*WHAT THE TASK ASKS*.
Reproduce the material exactly, omitting nothing.
━━ PROVIDED INFORMATION ━━
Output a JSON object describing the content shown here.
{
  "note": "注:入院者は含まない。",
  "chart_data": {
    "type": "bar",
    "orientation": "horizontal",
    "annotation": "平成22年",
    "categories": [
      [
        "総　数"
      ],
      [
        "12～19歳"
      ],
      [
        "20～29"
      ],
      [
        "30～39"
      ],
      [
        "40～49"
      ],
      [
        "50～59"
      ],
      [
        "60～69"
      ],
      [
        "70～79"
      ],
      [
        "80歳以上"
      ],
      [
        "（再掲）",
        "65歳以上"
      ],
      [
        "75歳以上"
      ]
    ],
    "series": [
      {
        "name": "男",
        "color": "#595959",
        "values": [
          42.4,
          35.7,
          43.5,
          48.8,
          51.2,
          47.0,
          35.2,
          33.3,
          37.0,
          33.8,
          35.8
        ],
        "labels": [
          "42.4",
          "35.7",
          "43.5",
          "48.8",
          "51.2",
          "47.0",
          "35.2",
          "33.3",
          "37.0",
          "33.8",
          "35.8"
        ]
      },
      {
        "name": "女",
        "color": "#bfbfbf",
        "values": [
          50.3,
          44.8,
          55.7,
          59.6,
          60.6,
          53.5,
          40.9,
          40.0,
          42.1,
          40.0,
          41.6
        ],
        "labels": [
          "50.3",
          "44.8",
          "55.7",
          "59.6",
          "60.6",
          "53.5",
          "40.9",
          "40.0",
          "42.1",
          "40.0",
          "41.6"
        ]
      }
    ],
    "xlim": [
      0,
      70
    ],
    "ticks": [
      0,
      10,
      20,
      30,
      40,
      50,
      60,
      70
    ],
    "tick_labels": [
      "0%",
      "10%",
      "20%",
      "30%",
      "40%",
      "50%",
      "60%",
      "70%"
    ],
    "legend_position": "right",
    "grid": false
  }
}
━━━
*FINISHED ANSWER*.
Output a JSON object describing the content shown here.
{
  "note": "注:入院者は含まない。",
  "chart_data": {
    "type": "bar",
    "orientation": "horizontal",
    "annotation": "平成22年",
    "categories": [
      [
        "総　数"
      ],
      [
        "12～19歳"
      ],
      [
        "20～29"
      ],
      [
        "30～39"
      ],
      [
        "40～49"
      ],
      [
        "50～59"
      ],
      [
        "60～69"
      ],
      [
        "70～79"
      ],
      [
        "80歳以上"
      ],
      [
        "（再掲）",
        "65歳以上"
      ],
      [
        "75歳以上"
      ]
    ],
    "series": [
      {
        "name": "男",
        "color": "#595959",
        "values": [
          42.4,
          35.7,
          43.5,
          48.8,
          51.2,
          47.0,
          35.2,
          33.3,
          37.0,
          33.8,
          35.8
        ],
        "labels": [
          "42.4",
          "35.7",
          "43.5",
          "48.8",
          "51.2",
          "47.0",
          "35.2",
          "33.3",
          "37.0",
          "33.8",
          "35.8"
        ]
      },
      {
        "name": "女",
        "color": "#bfbfbf",
        "values": [
          50.3,
          44.8,
          55.7,
          59.6,
          60.6,
          53.5,
          40.9,
          40.0,
          42.1,
          40.0,
          41.6
        ],
        "labels": [
          "50.3",
          "44.8",
          "55.7",
          "59.6",
          "60.6",
          "53.5",
          "40.9",
          "40.0",
          "42.1",
          "40.0",
          "41.6"
        ]
      }
    ],
    "xlim": [
      0,
      70
    ],
    "ticks": [
      0,
      10,
      20,
      30,
      40,
      50,
      60,
      70
    ],
    "tick_labels": [
      "0%",
      "10%",
      "20%",
      "30%",
      "40%",
      "50%",
      "60%",
      "70%"
    ],
    "legend_position": "right",
    "grid": false
  }
}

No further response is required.